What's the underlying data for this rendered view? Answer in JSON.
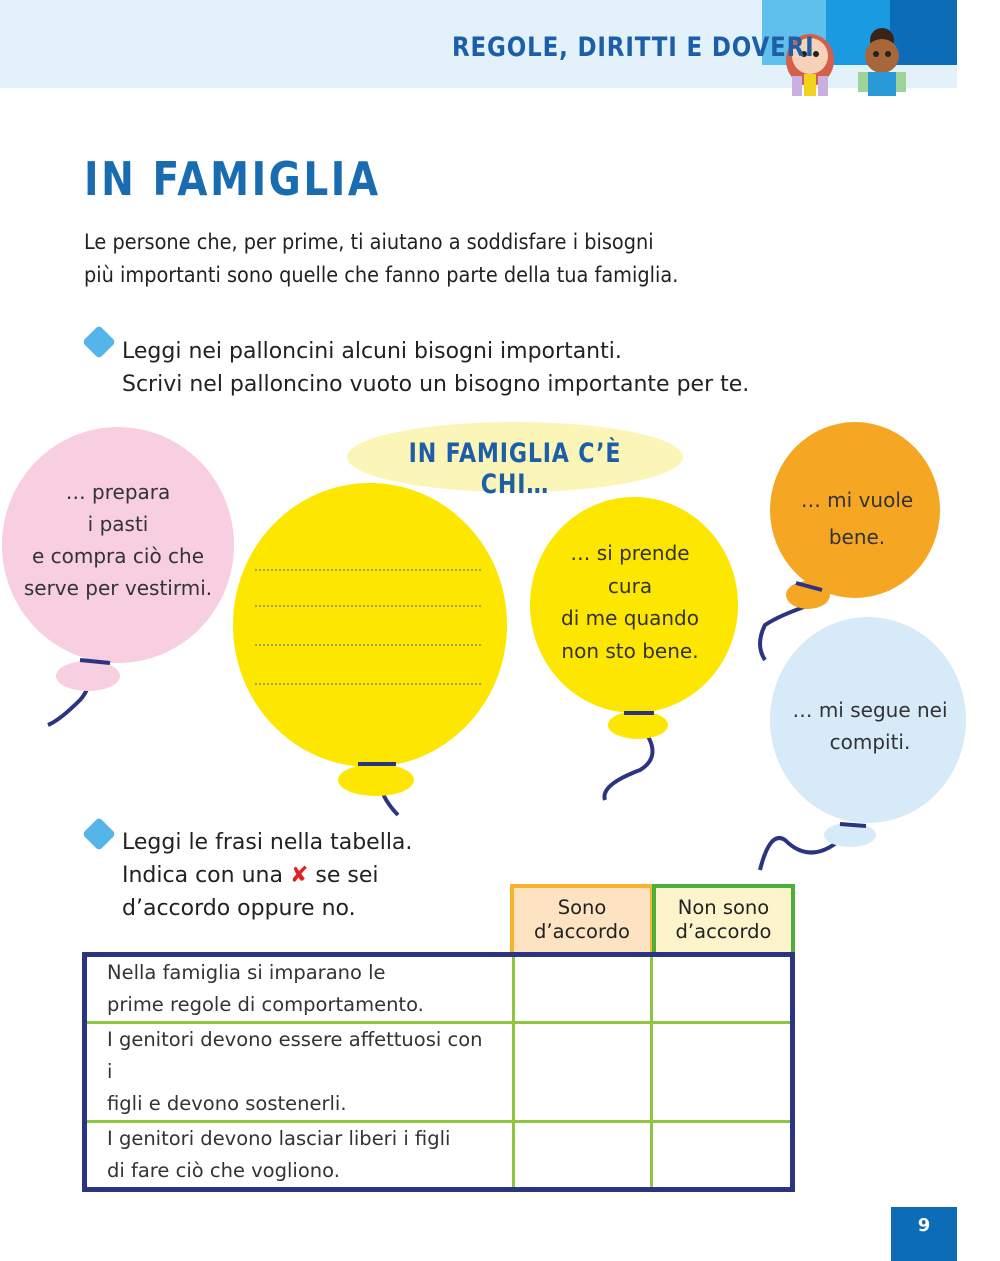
{
  "header": {
    "section_title": "REGOLE, DIRITTI E DOVERI",
    "colors": [
      "#5fc0ee",
      "#1a9ae0",
      "#0d6cb8"
    ]
  },
  "title": "IN FAMIGLIA",
  "intro": [
    "Le persone che, per prime, ti aiutano a soddisfare i bisogni",
    "più importanti sono quelle che fanno parte della tua famiglia."
  ],
  "exercise1": {
    "lines": [
      "Leggi nei palloncini alcuni bisogni importanti.",
      "Scrivi nel palloncino vuoto un bisogno importante per te."
    ]
  },
  "balloons": {
    "label": "IN FAMIGLIA C’È CHI…",
    "pink": [
      "… prepara",
      "i pasti",
      "e compra ciò che",
      "serve per vestirmi."
    ],
    "yellow_mid": [
      "… si prende",
      "cura",
      "di me quando",
      "non sto bene."
    ],
    "orange": [
      "… mi vuole",
      "bene."
    ],
    "blue": [
      "… mi segue nei",
      "compiti."
    ]
  },
  "exercise2": {
    "line1": "Leggi le frasi nella tabella.",
    "line2_a": "Indica con una",
    "mark": "✘",
    "line2_b": "se sei",
    "line3": "d’accordo oppure no."
  },
  "table": {
    "headers": [
      [
        "Sono",
        "d’accordo"
      ],
      [
        "Non sono",
        "d’accordo"
      ]
    ],
    "rows": [
      [
        "Nella famiglia si imparano le",
        "prime regole di comportamento."
      ],
      [
        "I genitori devono essere affettuosi con i",
        "figli e devono sostenerli."
      ],
      [
        "I genitori devono lasciar liberi i figli",
        "di fare ciò che vogliono."
      ]
    ]
  },
  "page_number": "9"
}
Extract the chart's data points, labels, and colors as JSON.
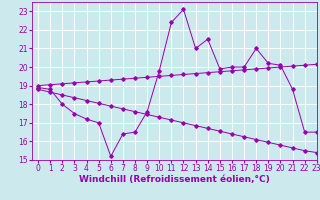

> The problem
Identify each line holding the string "figli", and copy it out.

> The result
        "figli e devono sostenerli."
        "I genitori devono lasciar liberi i figli",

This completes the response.